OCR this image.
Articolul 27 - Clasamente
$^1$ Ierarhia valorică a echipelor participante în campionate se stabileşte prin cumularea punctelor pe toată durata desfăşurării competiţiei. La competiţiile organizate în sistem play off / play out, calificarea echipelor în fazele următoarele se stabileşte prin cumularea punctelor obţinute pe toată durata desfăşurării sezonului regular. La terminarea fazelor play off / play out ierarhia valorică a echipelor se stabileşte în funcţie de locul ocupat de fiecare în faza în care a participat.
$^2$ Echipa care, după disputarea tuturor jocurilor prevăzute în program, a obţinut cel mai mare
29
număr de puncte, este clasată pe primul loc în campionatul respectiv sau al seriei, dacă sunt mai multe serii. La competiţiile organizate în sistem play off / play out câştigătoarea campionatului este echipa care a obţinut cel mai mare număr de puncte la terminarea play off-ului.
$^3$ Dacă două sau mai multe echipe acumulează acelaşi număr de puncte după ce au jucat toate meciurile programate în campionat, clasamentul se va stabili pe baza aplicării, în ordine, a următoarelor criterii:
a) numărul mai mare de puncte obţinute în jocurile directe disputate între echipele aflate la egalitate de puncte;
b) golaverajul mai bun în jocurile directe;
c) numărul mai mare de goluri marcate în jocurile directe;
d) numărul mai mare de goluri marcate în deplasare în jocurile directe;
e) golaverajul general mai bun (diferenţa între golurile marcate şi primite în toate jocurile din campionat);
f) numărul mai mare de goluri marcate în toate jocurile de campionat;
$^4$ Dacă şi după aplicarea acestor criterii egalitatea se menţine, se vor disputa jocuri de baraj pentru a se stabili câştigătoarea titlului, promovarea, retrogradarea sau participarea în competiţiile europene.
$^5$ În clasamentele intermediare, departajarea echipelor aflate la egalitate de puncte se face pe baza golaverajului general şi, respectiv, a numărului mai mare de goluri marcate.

::::::::

__Instructions for the task__. Among the lines above, count those containing the word "jocurile" and give nothing but the result.

__Solution to this exercise__. 6